» DATA TO USE
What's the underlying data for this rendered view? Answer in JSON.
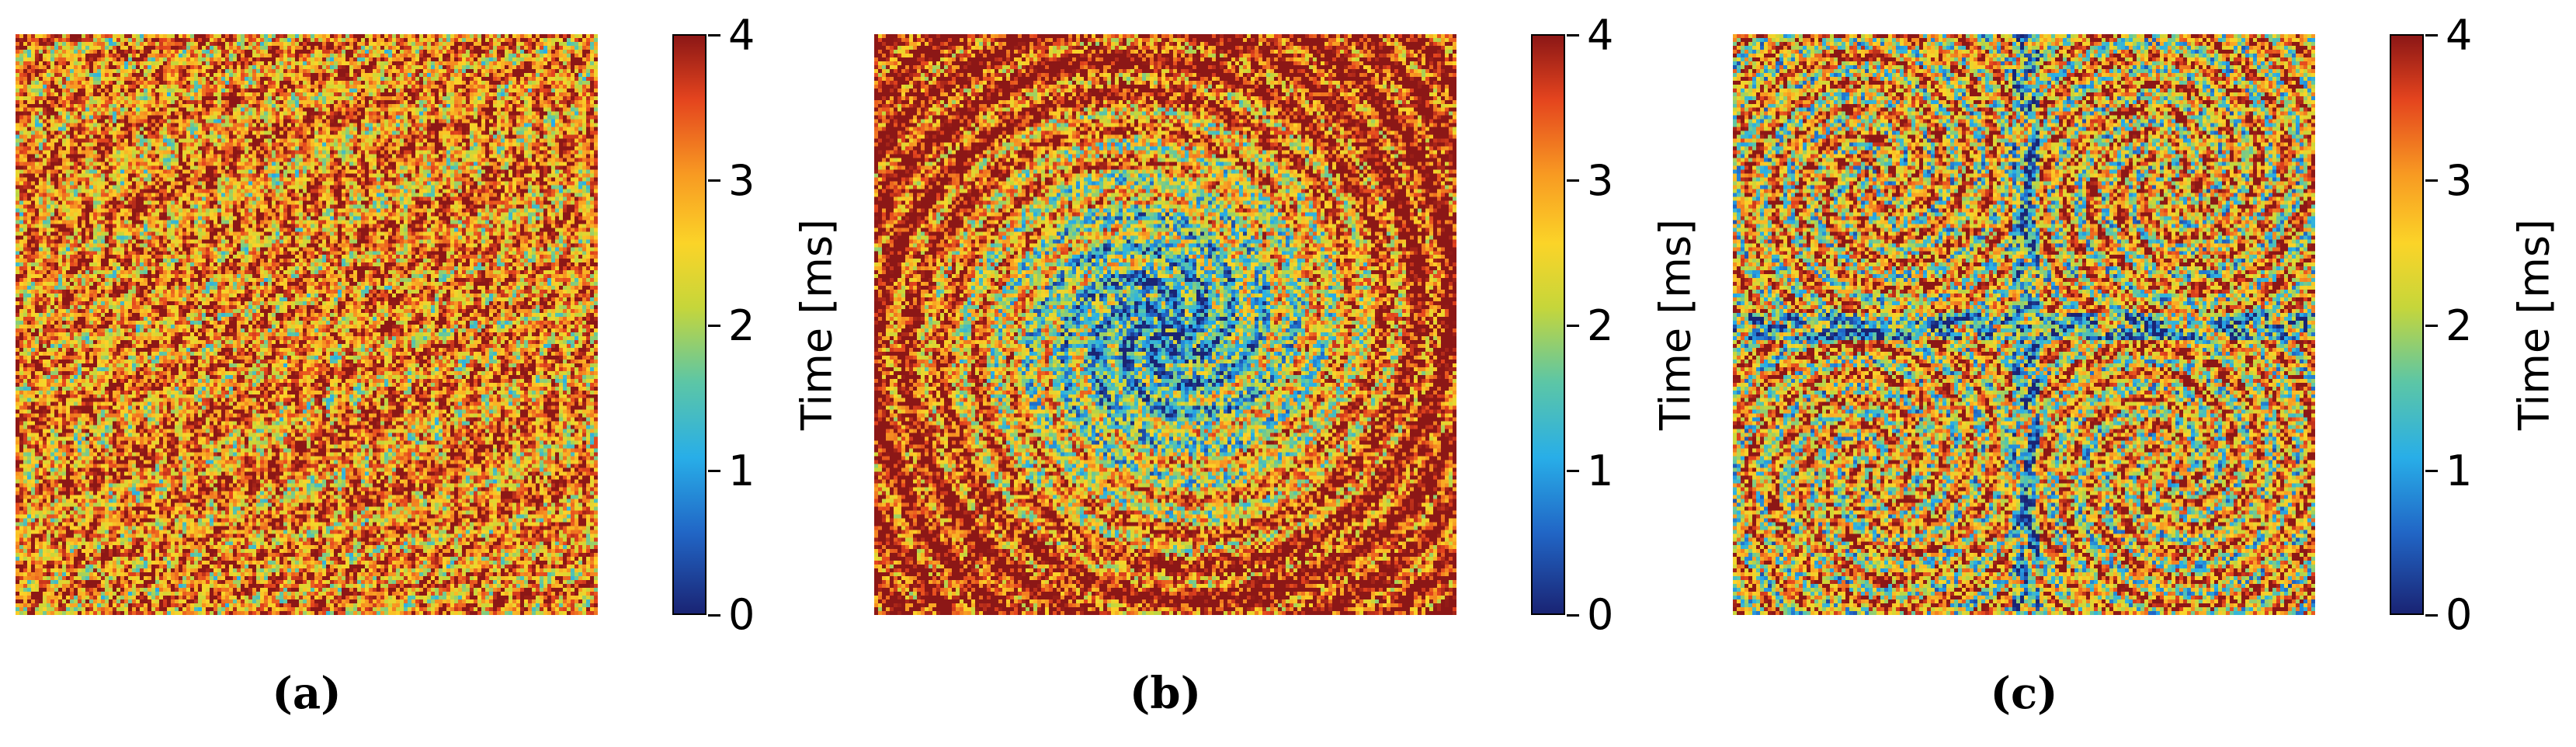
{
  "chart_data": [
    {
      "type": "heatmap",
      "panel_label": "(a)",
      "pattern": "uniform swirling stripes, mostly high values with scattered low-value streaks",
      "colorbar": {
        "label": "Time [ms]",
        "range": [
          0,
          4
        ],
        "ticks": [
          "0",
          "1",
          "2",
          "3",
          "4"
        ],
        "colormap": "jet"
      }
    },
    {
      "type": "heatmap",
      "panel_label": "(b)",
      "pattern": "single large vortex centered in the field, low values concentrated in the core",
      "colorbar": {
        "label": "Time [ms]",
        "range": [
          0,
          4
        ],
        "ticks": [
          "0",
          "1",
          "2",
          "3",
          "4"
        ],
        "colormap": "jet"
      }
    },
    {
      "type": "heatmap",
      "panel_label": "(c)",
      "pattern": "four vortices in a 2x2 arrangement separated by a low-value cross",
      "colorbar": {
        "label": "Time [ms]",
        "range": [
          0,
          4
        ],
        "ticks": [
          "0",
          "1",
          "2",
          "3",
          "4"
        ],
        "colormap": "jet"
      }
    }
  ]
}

--

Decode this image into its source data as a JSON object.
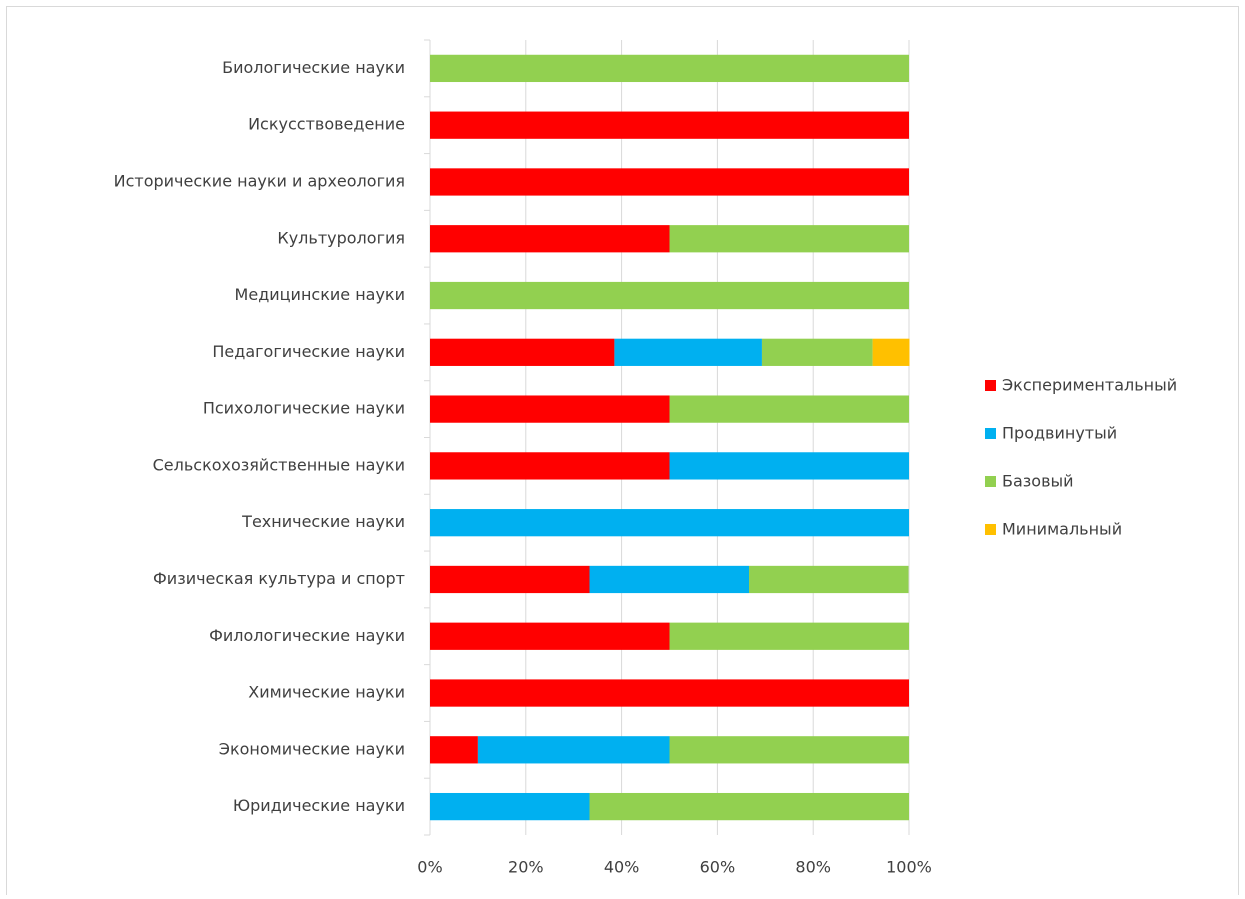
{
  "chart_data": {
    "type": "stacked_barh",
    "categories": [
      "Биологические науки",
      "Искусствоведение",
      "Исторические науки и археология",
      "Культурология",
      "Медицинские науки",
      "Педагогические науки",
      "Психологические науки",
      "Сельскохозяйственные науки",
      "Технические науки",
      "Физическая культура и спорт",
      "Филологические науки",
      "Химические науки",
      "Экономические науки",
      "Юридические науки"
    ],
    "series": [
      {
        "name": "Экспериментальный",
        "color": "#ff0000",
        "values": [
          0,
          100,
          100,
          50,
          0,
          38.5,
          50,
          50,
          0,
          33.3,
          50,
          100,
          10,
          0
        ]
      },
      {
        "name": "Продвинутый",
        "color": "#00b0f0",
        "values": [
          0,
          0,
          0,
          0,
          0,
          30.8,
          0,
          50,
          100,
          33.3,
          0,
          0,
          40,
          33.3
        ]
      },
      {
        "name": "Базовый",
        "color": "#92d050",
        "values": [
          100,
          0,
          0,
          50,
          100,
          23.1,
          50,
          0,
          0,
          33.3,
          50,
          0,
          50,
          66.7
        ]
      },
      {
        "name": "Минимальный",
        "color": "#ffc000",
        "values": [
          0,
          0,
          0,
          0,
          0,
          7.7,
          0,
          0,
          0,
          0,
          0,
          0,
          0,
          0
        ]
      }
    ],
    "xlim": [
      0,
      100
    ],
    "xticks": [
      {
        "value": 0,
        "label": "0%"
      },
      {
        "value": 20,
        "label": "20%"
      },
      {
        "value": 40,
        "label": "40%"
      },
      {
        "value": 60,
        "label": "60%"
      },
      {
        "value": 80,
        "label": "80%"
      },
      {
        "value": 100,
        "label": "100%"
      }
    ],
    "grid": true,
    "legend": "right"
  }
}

» WHAT IS NEEDED
In the entries above, identify each line that includes the string "JSON", then copy it.

» COMPLETED EXERCISE
What's the underlying data for this rendered view? Answer in JSON.
Decode this image into its source data as a JSON object.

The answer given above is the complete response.